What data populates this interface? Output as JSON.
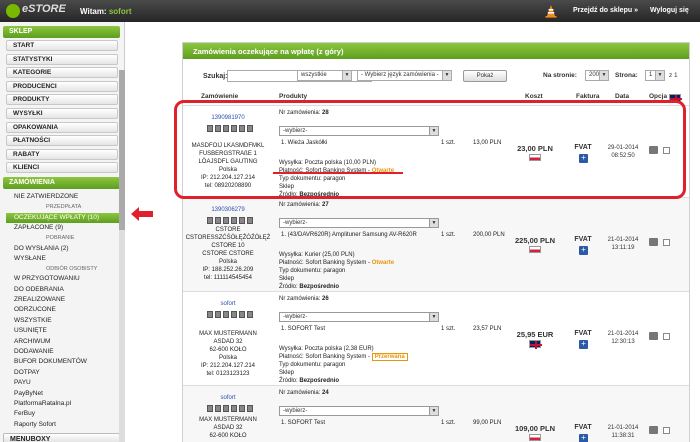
{
  "topbar": {
    "logo": "eSTORE",
    "welcome": "Witam:",
    "user": "sofort",
    "goto_store": "Przejdź do sklepu »",
    "logout": "Wyloguj się"
  },
  "sidebar": {
    "section1": "SKLEP",
    "items": [
      "START",
      "STATYSTYKI",
      "KATEGORIE",
      "PRODUCENCI",
      "PRODUKTY",
      "WYSYŁKI",
      "OPAKOWANIA",
      "PŁATNOŚCI",
      "RABATY",
      "KLIENCI"
    ],
    "section2": "ZAMÓWIENIA",
    "orders": [
      {
        "label": "NIE ZATWIERDZONE",
        "kind": "item"
      },
      {
        "label": "PRZEDPŁATA",
        "kind": "group"
      },
      {
        "label": "OCZEKUJĄCE WPŁATY (10)",
        "kind": "active"
      },
      {
        "label": "ZAPŁACONE (9)",
        "kind": "item"
      },
      {
        "label": "POBRANIE",
        "kind": "group"
      },
      {
        "label": "DO WYSŁANIA (2)",
        "kind": "item"
      },
      {
        "label": "WYSŁANE",
        "kind": "item"
      },
      {
        "label": "ODBIÓR OSOBISTY",
        "kind": "group"
      },
      {
        "label": "W PRZYGOTOWANIU",
        "kind": "item"
      },
      {
        "label": "DO ODEBRANIA",
        "kind": "item"
      }
    ],
    "orders2": [
      "ZREALIZOWANE",
      "ODRZUCONE",
      "WSZYSTKIE",
      "USUNIĘTE",
      "ARCHIWUM",
      "DODAWANIE",
      "BUFOR DOKUMENTÓW",
      "DOTPAY",
      "PAYU",
      "PayByNet",
      "PlatformaRatalna.pl",
      "FerBuy",
      "Raporty Sofort"
    ],
    "section3": "MENUBOXY"
  },
  "panel": {
    "title": "Zamówienia oczekujące na wpłatę (z góry)",
    "search_label": "Szukaj:",
    "filter_value": "wszystkie",
    "language_value": "- Wybierz język zamówienia -",
    "search_button": "Pokaż",
    "per_page_label": "Na stronie:",
    "per_page_value": "200",
    "page_label": "Strona:",
    "page_value": "1",
    "page_total": "z 1",
    "columns": {
      "order": "Zamówienie",
      "products": "Produkty",
      "cost": "Koszt",
      "invoice": "Faktura",
      "date": "Data",
      "option": "Opcja"
    }
  },
  "orders": [
    {
      "id_link": "1390981970",
      "customer": [
        "MASDFOIJ LKASMDFMKL",
        "FUSBERGSTRAßE 1",
        "LÖAJSDFL GAUTING",
        "Polska"
      ],
      "ip": "IP: 212.204.127.214",
      "tel": "tel: 08920208890",
      "order_no_label": "Nr zamówienia:",
      "order_no": "28",
      "select": "-wybierz-",
      "product": "1. Wieża Jaskółki",
      "qty": "1 szt.",
      "line_price": "13,00 PLN",
      "shipping": "Wysyłka: Poczta polska (10,00 PLN)",
      "payment": "Płatność: Sofort Banking System - ",
      "status": "Otwarte",
      "doc": "Typ dokumentu: paragon",
      "shop": "Sklep",
      "source_label": "Źródło:",
      "source": "Bezpośrednio",
      "price": "23,00 PLN",
      "invoice": "FVAT",
      "date": "29-01-2014",
      "time": "08:52:50"
    },
    {
      "id_link": "1390306279",
      "customer": [
        "CSTORE",
        "CSTORESSZĆŚÓŁĘŹÓŹÓŁĘŻ",
        "CSTORE 10",
        "CSTORE CSTORE",
        "Polska"
      ],
      "ip": "IP: 188.252.26.209",
      "tel": "tel: 111114545454",
      "order_no_label": "Nr zamówienia:",
      "order_no": "27",
      "select": "-wybierz-",
      "product": "1. (43/DAVR620R) Amplituner Samsung AV-R620R",
      "qty": "1 szt.",
      "line_price": "200,00 PLN",
      "shipping": "Wysyłka: Kurier (25,00 PLN)",
      "payment": "Płatność: Sofort Banking System - ",
      "status": "Otwarte",
      "doc": "Typ dokumentu: paragon",
      "shop": "Sklep",
      "source_label": "Źródło:",
      "source": "Bezpośrednio",
      "price": "225,00 PLN",
      "invoice": "FVAT",
      "date": "21-01-2014",
      "time": "13:11:19"
    },
    {
      "id_link": "sofort",
      "customer": [
        "MAX MUSTERMANN",
        "ASDAD 32",
        "62-600 KOŁO",
        "Polska"
      ],
      "ip": "IP: 212.204.127.214",
      "tel": "tel: 0123123123",
      "order_no_label": "Nr zamówienia:",
      "order_no": "26",
      "select": "-wybierz-",
      "product": "1. SOFORT Test",
      "qty": "1 szt.",
      "line_price": "23,57 PLN",
      "shipping": "Wysyłka: Poczta polska (2,38 EUR)",
      "payment": "Płatność: Sofort Banking System - ",
      "status": "Przerwana",
      "doc": "Typ dokumentu: paragon",
      "shop": "Sklep",
      "source_label": "Źródło:",
      "source": "Bezpośrednio",
      "price": "25,95 EUR",
      "invoice": "FVAT",
      "date": "21-01-2014",
      "time": "12:30:13"
    },
    {
      "id_link": "sofort",
      "customer": [
        "MAX MUSTERMANN",
        "ASDAD 32",
        "62-600 KOŁO"
      ],
      "ip": "",
      "tel": "",
      "order_no_label": "Nr zamówienia:",
      "order_no": "24",
      "select": "-wybierz-",
      "product": "1. SOFORT Test",
      "qty": "1 szt.",
      "line_price": "99,00 PLN",
      "shipping": "",
      "payment": "",
      "status": "",
      "doc": "",
      "shop": "",
      "source_label": "",
      "source": "",
      "price": "109,00 PLN",
      "invoice": "FVAT",
      "date": "21-01-2014",
      "time": "11:38:31"
    }
  ]
}
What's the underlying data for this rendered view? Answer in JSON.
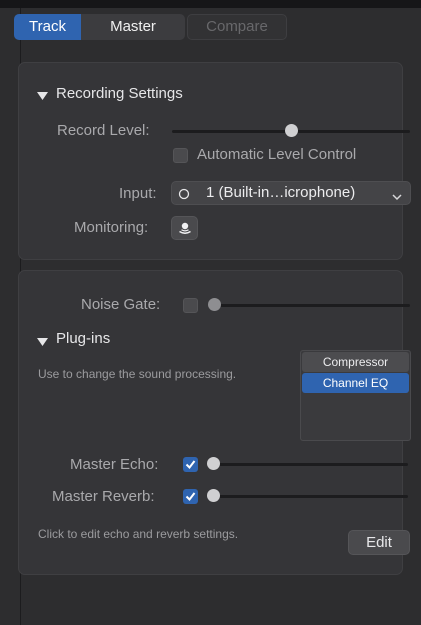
{
  "tabs": {
    "track": "Track",
    "master": "Master",
    "compare": "Compare"
  },
  "recording": {
    "title": "Recording Settings",
    "record_level_label": "Record Level:",
    "record_level_value": 0.5,
    "auto_level_label": "Automatic Level Control",
    "auto_level_checked": false,
    "input_label": "Input:",
    "input_value": "1 (Built-in…icrophone)",
    "monitoring_label": "Monitoring:"
  },
  "master": {
    "noise_gate_label": "Noise Gate:",
    "noise_gate_checked": false,
    "plugins_title": "Plug-ins",
    "plugins_description": "Use to change the sound processing.",
    "plugins": [
      "Compressor",
      "Channel EQ"
    ],
    "selected_plugin": "Channel EQ",
    "master_echo_label": "Master Echo:",
    "master_echo_checked": true,
    "master_reverb_label": "Master Reverb:",
    "master_reverb_checked": true,
    "edit_note": "Click to edit echo and reverb settings.",
    "edit_button": "Edit"
  },
  "colors": {
    "accent": "#2f64b0",
    "background": "#2d2d2f",
    "panel": "#353538"
  },
  "icons": [
    "disclosure-triangle-icon",
    "mono-input-icon",
    "chevron-down-icon",
    "monitoring-icon",
    "checkmark-icon"
  ]
}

#####

■ **The request**: Return the material exactly as given, apart from the pictures.

■ **Answer below**:
What data populates this interface? Output as JSON.
{
  "topbar": {
    "logo": "eSTORE",
    "welcome": "Witam:",
    "user": "sofort",
    "goto_store": "Przejdź do sklepu »",
    "logout": "Wyloguj się"
  },
  "sidebar": {
    "section1": "SKLEP",
    "items": [
      "START",
      "STATYSTYKI",
      "KATEGORIE",
      "PRODUCENCI",
      "PRODUKTY",
      "WYSYŁKI",
      "OPAKOWANIA",
      "PŁATNOŚCI",
      "RABATY",
      "KLIENCI"
    ],
    "section2": "ZAMÓWIENIA",
    "orders": [
      {
        "label": "NIE ZATWIERDZONE",
        "kind": "item"
      },
      {
        "label": "PRZEDPŁATA",
        "kind": "group"
      },
      {
        "label": "OCZEKUJĄCE WPŁATY (10)",
        "kind": "active"
      },
      {
        "label": "ZAPŁACONE (9)",
        "kind": "item"
      },
      {
        "label": "POBRANIE",
        "kind": "group"
      },
      {
        "label": "DO WYSŁANIA (2)",
        "kind": "item"
      },
      {
        "label": "WYSŁANE",
        "kind": "item"
      },
      {
        "label": "ODBIÓR OSOBISTY",
        "kind": "group"
      },
      {
        "label": "W PRZYGOTOWANIU",
        "kind": "item"
      },
      {
        "label": "DO ODEBRANIA",
        "kind": "item"
      }
    ],
    "orders2": [
      "ZREALIZOWANE",
      "ODRZUCONE",
      "WSZYSTKIE",
      "USUNIĘTE",
      "ARCHIWUM",
      "DODAWANIE",
      "BUFOR DOKUMENTÓW",
      "DOTPAY",
      "PAYU",
      "PayByNet",
      "PlatformaRatalna.pl",
      "FerBuy",
      "Raporty Sofort"
    ],
    "section3": "MENUBOXY"
  },
  "panel": {
    "title": "Zamówienia oczekujące na wpłatę (z góry)",
    "search_label": "Szukaj:",
    "filter_value": "wszystkie",
    "language_value": "- Wybierz język zamówienia -",
    "search_button": "Pokaż",
    "per_page_label": "Na stronie:",
    "per_page_value": "200",
    "page_label": "Strona:",
    "page_value": "1",
    "page_total": "z 1",
    "columns": {
      "order": "Zamówienie",
      "products": "Produkty",
      "cost": "Koszt",
      "invoice": "Faktura",
      "date": "Data",
      "option": "Opcja"
    }
  },
  "orders": [
    {
      "id_link": "1390981970",
      "customer": [
        "MASDFOIJ LKASMDFMKL",
        "FUSBERGSTRAßE 1",
        "LÖAJSDFL GAUTING",
        "Polska"
      ],
      "ip": "IP: 212.204.127.214",
      "tel": "tel: 08920208890",
      "order_no_label": "Nr zamówienia:",
      "order_no": "28",
      "select": "-wybierz-",
      "product": "1. Wieża Jaskółki",
      "qty": "1 szt.",
      "line_price": "13,00 PLN",
      "shipping": "Wysyłka: Poczta polska (10,00 PLN)",
      "payment": "Płatność: Sofort Banking System - ",
      "status": "Otwarte",
      "doc": "Typ dokumentu: paragon",
      "shop": "Sklep",
      "source_label": "Źródło:",
      "source": "Bezpośrednio",
      "price": "23,00 PLN",
      "invoice": "FVAT",
      "date": "29-01-2014",
      "time": "08:52:50"
    },
    {
      "id_link": "1390306279",
      "customer": [
        "CSTORE",
        "CSTORESSZĆŚÓŁĘŹÓŹÓŁĘŻ",
        "CSTORE 10",
        "CSTORE CSTORE",
        "Polska"
      ],
      "ip": "IP: 188.252.26.209",
      "tel": "tel: 111114545454",
      "order_no_label": "Nr zamówienia:",
      "order_no": "27",
      "select": "-wybierz-",
      "product": "1. (43/DAVR620R) Amplituner Samsung AV-R620R",
      "qty": "1 szt.",
      "line_price": "200,00 PLN",
      "shipping": "Wysyłka: Kurier (25,00 PLN)",
      "payment": "Płatność: Sofort Banking System - ",
      "status": "Otwarte",
      "doc": "Typ dokumentu: paragon",
      "shop": "Sklep",
      "source_label": "Źródło:",
      "source": "Bezpośrednio",
      "price": "225,00 PLN",
      "invoice": "FVAT",
      "date": "21-01-2014",
      "time": "13:11:19"
    },
    {
      "id_link": "sofort",
      "customer": [
        "MAX MUSTERMANN",
        "ASDAD 32",
        "62-600 KOŁO",
        "Polska"
      ],
      "ip": "IP: 212.204.127.214",
      "tel": "tel: 0123123123",
      "order_no_label": "Nr zamówienia:",
      "order_no": "26",
      "select": "-wybierz-",
      "product": "1. SOFORT Test",
      "qty": "1 szt.",
      "line_price": "23,57 PLN",
      "shipping": "Wysyłka: Poczta polska (2,38 EUR)",
      "payment": "Płatność: Sofort Banking System - ",
      "status": "Przerwana",
      "doc": "Typ dokumentu: paragon",
      "shop": "Sklep",
      "source_label": "Źródło:",
      "source": "Bezpośrednio",
      "price": "25,95 EUR",
      "invoice": "FVAT",
      "date": "21-01-2014",
      "time": "12:30:13"
    },
    {
      "id_link": "sofort",
      "customer": [
        "MAX MUSTERMANN",
        "ASDAD 32",
        "62-600 KOŁO"
      ],
      "ip": "",
      "tel": "",
      "order_no_label": "Nr zamówienia:",
      "order_no": "24",
      "select": "-wybierz-",
      "product": "1. SOFORT Test",
      "qty": "1 szt.",
      "line_price": "99,00 PLN",
      "shipping": "",
      "payment": "",
      "status": "",
      "doc": "",
      "shop": "",
      "source_label": "",
      "source": "",
      "price": "109,00 PLN",
      "invoice": "FVAT",
      "date": "21-01-2014",
      "time": "11:38:31"
    }
  ]
}
What's the underlying data for this rendered view? Answer in JSON.
{
  "tabs": {
    "track": "Track",
    "master": "Master",
    "compare": "Compare"
  },
  "recording": {
    "title": "Recording Settings",
    "record_level_label": "Record Level:",
    "record_level_value": 0.5,
    "auto_level_label": "Automatic Level Control",
    "auto_level_checked": false,
    "input_label": "Input:",
    "input_value": "1 (Built-in…icrophone)",
    "monitoring_label": "Monitoring:"
  },
  "master": {
    "noise_gate_label": "Noise Gate:",
    "noise_gate_checked": false,
    "plugins_title": "Plug-ins",
    "plugins_description": "Use to change the sound processing.",
    "plugins": [
      "Compressor",
      "Channel EQ"
    ],
    "selected_plugin": "Channel EQ",
    "master_echo_label": "Master Echo:",
    "master_echo_checked": true,
    "master_reverb_label": "Master Reverb:",
    "master_reverb_checked": true,
    "edit_note": "Click to edit echo and reverb settings.",
    "edit_button": "Edit"
  },
  "colors": {
    "accent": "#2f64b0",
    "background": "#2d2d2f",
    "panel": "#353538"
  },
  "icons": [
    "disclosure-triangle-icon",
    "mono-input-icon",
    "chevron-down-icon",
    "monitoring-icon",
    "checkmark-icon"
  ]
}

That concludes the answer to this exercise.